■ **Excerpted data**:
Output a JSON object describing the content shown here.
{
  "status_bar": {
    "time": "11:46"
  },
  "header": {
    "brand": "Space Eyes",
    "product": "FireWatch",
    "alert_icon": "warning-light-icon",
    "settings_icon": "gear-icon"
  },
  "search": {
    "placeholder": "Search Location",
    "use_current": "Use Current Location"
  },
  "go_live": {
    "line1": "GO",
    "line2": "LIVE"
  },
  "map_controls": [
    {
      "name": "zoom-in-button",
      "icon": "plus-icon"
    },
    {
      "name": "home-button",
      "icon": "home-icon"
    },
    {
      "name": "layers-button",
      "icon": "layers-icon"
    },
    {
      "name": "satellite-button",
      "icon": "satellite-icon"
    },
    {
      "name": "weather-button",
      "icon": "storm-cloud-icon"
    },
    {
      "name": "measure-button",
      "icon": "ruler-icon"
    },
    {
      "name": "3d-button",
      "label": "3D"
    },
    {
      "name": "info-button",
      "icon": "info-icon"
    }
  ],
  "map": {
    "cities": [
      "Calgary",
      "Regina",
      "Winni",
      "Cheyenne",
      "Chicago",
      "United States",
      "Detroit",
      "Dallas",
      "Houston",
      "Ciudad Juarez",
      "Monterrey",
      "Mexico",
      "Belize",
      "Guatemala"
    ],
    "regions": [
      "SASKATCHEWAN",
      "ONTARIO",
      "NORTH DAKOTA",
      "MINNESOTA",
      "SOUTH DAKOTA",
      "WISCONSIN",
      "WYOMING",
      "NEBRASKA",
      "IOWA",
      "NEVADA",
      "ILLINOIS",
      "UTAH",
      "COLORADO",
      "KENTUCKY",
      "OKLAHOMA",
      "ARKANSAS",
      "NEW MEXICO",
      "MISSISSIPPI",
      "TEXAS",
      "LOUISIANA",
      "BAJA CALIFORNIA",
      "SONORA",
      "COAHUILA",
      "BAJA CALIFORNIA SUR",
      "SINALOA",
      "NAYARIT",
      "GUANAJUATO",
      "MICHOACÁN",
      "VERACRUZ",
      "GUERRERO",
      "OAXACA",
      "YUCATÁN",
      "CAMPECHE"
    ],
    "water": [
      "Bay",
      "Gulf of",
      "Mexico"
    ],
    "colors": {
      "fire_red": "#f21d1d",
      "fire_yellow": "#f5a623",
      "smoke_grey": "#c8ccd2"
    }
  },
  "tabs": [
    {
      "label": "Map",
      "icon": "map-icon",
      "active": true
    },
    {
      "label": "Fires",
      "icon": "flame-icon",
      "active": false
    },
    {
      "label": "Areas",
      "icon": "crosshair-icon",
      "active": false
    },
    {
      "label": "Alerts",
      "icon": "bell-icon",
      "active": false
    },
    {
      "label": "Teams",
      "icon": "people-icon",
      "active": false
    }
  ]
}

■ **Prompt**: Show the lines of the records that include the string "Location".

■ **Correct response**:
    "placeholder": "Search Location",
    "use_current": "Use Current Location"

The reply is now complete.